**BRIEF**.
Beginning at the line that contains "Convert this document image to plain text.", transcribe the remaining lines of the listing exactly; include the final line and omit everything before.

************

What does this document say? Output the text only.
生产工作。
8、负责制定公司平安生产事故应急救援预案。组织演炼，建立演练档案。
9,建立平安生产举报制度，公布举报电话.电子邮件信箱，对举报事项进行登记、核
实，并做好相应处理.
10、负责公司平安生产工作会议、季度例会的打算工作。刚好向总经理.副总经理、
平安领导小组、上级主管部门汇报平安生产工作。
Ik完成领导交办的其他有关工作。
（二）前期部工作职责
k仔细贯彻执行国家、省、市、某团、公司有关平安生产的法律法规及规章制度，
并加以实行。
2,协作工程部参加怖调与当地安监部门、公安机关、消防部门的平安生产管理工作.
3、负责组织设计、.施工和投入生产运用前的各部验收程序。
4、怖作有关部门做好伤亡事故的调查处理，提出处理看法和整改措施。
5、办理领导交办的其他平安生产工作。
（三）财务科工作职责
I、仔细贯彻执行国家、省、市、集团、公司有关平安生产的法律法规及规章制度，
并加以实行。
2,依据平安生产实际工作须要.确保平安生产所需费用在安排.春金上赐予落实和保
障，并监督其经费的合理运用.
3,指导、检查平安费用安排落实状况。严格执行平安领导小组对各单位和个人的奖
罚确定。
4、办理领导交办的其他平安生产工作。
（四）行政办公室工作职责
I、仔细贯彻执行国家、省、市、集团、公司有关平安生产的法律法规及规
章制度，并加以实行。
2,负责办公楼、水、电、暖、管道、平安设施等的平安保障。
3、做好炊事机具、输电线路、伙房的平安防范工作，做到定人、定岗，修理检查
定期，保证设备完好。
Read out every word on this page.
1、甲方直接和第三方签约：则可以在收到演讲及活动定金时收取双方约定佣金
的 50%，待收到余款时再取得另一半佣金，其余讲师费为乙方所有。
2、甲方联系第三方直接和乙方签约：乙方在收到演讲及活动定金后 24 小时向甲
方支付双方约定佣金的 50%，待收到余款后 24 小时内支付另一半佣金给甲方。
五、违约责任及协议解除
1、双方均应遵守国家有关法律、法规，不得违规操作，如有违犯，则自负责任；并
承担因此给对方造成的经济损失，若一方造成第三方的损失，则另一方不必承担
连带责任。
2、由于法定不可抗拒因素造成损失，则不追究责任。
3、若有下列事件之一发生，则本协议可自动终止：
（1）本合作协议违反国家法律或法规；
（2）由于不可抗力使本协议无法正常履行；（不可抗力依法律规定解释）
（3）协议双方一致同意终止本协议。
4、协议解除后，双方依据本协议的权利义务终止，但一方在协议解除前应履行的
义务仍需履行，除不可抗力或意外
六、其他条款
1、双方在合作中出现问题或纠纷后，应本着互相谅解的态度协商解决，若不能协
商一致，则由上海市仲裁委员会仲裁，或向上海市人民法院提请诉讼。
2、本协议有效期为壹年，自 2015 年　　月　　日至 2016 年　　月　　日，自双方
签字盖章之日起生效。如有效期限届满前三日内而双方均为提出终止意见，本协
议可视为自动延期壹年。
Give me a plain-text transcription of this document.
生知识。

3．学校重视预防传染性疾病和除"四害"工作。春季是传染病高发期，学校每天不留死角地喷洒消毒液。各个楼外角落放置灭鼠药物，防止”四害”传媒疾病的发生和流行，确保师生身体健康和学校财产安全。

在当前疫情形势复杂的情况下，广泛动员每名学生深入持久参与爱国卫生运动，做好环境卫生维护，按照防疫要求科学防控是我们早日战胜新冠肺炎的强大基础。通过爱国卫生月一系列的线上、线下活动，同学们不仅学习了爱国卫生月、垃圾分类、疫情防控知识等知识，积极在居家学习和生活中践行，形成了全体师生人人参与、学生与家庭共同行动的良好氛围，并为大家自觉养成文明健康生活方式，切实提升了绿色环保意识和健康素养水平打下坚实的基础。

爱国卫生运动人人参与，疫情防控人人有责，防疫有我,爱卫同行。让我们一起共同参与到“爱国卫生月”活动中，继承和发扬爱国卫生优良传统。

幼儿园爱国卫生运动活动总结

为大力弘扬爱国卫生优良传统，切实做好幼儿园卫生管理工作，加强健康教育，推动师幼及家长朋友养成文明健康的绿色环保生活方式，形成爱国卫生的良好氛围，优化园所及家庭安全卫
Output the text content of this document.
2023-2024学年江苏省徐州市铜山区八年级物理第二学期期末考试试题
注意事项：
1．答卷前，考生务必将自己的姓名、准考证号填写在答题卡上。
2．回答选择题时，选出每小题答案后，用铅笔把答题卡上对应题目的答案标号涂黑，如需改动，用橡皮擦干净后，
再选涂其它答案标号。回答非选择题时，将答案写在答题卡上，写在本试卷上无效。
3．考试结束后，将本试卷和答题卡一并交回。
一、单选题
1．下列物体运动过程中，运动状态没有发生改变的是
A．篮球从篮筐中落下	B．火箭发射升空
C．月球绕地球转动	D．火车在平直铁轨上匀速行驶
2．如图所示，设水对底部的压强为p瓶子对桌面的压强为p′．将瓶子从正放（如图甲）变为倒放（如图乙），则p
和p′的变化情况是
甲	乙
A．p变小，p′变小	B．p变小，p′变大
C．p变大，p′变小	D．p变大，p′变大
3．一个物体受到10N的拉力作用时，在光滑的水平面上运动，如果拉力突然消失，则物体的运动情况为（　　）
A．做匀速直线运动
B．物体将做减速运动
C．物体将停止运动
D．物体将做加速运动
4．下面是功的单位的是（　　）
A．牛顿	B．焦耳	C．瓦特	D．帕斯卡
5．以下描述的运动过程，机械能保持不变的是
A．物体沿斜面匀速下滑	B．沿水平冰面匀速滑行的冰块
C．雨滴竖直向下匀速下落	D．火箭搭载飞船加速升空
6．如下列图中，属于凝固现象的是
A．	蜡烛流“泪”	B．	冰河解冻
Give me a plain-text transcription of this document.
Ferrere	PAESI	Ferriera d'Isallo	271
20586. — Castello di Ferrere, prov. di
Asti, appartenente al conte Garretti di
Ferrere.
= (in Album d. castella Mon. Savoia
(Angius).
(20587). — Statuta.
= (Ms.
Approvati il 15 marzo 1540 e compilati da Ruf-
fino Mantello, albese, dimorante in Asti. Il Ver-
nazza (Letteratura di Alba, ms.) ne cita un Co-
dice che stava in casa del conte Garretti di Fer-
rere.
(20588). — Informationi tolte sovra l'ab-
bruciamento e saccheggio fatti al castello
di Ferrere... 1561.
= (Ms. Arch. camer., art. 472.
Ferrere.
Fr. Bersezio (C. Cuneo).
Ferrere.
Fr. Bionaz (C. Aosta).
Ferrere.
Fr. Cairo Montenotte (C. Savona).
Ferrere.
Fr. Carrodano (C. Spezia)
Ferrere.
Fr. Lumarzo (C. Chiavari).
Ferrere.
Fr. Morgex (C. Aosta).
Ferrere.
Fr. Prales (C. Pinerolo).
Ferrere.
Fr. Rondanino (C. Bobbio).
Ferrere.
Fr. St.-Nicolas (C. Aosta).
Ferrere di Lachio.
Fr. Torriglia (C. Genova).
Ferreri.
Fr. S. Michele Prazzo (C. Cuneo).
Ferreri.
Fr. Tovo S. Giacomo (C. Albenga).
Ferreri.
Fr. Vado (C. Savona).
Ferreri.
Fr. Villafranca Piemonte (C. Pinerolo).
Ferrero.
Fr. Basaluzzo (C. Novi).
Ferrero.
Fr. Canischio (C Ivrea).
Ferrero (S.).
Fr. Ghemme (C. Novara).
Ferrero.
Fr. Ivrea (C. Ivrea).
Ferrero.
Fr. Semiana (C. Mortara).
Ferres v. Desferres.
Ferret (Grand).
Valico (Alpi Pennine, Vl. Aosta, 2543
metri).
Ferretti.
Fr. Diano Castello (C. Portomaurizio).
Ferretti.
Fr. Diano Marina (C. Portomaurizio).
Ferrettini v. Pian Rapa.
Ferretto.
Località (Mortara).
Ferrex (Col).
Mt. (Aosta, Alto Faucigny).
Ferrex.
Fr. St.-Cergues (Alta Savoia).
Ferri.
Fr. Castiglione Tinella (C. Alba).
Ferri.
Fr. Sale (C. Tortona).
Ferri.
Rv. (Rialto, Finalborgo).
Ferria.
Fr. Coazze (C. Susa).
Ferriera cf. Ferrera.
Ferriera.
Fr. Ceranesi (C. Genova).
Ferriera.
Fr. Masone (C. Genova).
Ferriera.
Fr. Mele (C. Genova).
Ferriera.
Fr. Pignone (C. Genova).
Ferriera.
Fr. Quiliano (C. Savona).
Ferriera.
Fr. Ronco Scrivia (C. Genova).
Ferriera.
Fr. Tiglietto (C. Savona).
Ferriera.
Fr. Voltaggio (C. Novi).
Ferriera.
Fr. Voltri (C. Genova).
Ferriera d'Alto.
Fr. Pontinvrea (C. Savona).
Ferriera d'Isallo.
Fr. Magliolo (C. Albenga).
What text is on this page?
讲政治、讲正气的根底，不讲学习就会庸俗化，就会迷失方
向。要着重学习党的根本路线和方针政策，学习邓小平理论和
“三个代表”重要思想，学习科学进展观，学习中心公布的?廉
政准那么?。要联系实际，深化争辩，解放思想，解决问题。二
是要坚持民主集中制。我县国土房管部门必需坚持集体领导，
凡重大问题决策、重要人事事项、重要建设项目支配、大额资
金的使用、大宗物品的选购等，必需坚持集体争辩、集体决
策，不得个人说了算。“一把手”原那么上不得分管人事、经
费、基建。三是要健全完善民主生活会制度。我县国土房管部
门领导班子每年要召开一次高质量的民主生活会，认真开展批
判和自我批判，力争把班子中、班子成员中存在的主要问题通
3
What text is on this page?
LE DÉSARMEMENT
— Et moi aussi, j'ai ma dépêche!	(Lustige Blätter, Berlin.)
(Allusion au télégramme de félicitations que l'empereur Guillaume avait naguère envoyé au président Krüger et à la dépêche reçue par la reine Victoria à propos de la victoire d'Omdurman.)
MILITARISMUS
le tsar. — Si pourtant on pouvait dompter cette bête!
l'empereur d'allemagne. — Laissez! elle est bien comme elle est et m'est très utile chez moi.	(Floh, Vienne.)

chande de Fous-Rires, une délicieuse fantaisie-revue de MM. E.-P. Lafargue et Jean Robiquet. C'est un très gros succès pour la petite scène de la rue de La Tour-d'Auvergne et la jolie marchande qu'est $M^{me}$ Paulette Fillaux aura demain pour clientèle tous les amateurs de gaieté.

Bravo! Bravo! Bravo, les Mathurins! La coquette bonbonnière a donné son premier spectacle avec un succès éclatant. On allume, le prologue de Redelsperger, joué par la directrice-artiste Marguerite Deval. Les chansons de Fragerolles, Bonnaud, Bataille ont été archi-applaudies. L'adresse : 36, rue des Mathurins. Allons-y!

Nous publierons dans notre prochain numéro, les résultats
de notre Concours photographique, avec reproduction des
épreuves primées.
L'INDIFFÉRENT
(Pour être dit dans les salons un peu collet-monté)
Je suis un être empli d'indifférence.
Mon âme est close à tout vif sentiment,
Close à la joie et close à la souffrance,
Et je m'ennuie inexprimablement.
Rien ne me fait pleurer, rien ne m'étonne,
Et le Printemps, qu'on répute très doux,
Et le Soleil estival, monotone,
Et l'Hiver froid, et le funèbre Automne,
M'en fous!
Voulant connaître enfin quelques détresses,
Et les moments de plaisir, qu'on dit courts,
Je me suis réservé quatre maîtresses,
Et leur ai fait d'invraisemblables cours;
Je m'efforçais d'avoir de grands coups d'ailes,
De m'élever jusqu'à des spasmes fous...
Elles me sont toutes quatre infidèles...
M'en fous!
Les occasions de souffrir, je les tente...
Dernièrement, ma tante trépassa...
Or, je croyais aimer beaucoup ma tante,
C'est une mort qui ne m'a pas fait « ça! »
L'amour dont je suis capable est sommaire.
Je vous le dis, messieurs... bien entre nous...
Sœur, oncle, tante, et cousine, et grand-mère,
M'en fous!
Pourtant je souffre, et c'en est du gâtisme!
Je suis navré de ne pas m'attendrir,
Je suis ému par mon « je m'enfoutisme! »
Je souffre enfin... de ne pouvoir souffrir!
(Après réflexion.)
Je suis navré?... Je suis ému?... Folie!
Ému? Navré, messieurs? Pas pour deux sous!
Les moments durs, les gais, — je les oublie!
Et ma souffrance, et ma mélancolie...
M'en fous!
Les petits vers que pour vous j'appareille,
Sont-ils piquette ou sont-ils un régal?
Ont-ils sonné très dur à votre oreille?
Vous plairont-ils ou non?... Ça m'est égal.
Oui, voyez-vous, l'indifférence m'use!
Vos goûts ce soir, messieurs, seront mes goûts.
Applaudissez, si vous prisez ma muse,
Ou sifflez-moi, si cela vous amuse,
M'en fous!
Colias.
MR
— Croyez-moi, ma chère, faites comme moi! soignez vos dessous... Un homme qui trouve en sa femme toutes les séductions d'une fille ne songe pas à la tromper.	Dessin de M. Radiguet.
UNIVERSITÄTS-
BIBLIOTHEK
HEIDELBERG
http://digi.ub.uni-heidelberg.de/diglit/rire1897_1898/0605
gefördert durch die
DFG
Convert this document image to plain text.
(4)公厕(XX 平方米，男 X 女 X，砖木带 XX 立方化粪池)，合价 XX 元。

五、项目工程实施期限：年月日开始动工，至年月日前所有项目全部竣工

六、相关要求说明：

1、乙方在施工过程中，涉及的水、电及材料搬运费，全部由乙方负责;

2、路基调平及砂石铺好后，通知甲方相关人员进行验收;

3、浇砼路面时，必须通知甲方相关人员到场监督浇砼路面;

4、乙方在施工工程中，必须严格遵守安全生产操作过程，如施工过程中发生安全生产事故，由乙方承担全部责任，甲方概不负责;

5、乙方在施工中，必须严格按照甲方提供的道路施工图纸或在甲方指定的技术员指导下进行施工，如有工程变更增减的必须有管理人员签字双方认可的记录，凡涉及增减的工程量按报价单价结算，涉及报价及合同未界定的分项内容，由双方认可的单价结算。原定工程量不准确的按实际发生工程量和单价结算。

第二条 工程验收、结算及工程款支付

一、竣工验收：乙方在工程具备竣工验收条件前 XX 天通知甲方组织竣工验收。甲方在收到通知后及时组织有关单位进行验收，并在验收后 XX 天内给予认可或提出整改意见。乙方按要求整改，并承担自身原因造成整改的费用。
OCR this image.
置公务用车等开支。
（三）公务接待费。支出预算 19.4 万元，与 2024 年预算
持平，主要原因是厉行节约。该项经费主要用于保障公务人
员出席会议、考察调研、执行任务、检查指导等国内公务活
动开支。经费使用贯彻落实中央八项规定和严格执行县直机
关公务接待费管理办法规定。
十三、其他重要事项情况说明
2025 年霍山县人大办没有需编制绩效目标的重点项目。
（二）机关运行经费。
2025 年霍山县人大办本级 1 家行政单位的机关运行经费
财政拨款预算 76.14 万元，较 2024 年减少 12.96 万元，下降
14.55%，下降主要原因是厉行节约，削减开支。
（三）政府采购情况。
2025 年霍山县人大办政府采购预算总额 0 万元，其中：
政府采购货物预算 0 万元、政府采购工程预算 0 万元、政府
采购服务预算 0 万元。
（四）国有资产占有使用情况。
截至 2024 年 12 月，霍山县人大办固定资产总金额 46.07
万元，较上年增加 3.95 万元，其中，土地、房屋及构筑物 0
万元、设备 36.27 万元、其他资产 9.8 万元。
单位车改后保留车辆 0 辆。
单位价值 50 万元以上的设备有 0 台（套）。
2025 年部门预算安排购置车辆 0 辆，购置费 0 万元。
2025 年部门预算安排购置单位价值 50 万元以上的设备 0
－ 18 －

************

**WRITTEN RESPONSE**.
Convert this document image to plain text.
(4)公厕(XX 平方米，男 X 女 X，砖木带 XX 立方化粪池)，合价 XX 元。

五、项目工程实施期限：年月日开始动工，至年月日前所有项目全部竣工

六、相关要求说明：

1、乙方在施工过程中，涉及的水、电及材料搬运费，全部由乙方负责;

2、路基调平及砂石铺好后，通知甲方相关人员进行验收;

3、浇砼路面时，必须通知甲方相关人员到场监督浇砼路面;

4、乙方在施工工程中，必须严格遵守安全生产操作过程，如施工过程中发生安全生产事故，由乙方承担全部责任，甲方概不负责;

5、乙方在施工中，必须严格按照甲方提供的道路施工图纸或在甲方指定的技术员指导下进行施工，如有工程变更增减的必须有管理人员签字双方认可的记录，凡涉及增减的工程量按报价单价结算，涉及报价及合同未界定的分项内容，由双方认可的单价结算。原定工程量不准确的按实际发生工程量和单价结算。

第二条 工程验收、结算及工程款支付

一、竣工验收：乙方在工程具备竣工验收条件前 XX 天通知甲方组织竣工验收。甲方在收到通知后及时组织有关单位进行验收，并在验收后 XX 天内给予认可或提出整改意见。乙方按要求整改，并承担自身原因造成整改的费用。
OCR this image.
置公务用车等开支。
（三）公务接待费。支出预算 19.4 万元，与 2024 年预算
持平，主要原因是厉行节约。该项经费主要用于保障公务人
员出席会议、考察调研、执行任务、检查指导等国内公务活
动开支。经费使用贯彻落实中央八项规定和严格执行县直机
关公务接待费管理办法规定。
十三、其他重要事项情况说明
2025 年霍山县人大办没有需编制绩效目标的重点项目。
（二）机关运行经费。
2025 年霍山县人大办本级 1 家行政单位的机关运行经费
财政拨款预算 76.14 万元，较 2024 年减少 12.96 万元，下降
14.55%，下降主要原因是厉行节约，削减开支。
（三）政府采购情况。
2025 年霍山县人大办政府采购预算总额 0 万元，其中：
政府采购货物预算 0 万元、政府采购工程预算 0 万元、政府
采购服务预算 0 万元。
（四）国有资产占有使用情况。
截至 2024 年 12 月，霍山县人大办固定资产总金额 46.07
万元，较上年增加 3.95 万元，其中，土地、房屋及构筑物 0
万元、设备 36.27 万元、其他资产 9.8 万元。
单位车改后保留车辆 0 辆。
单位价值 50 万元以上的设备有 0 台（套）。
2025 年部门预算安排购置车辆 0 辆，购置费 0 万元。
2025 年部门预算安排购置单位价值 50 万元以上的设备 0
－ 18 －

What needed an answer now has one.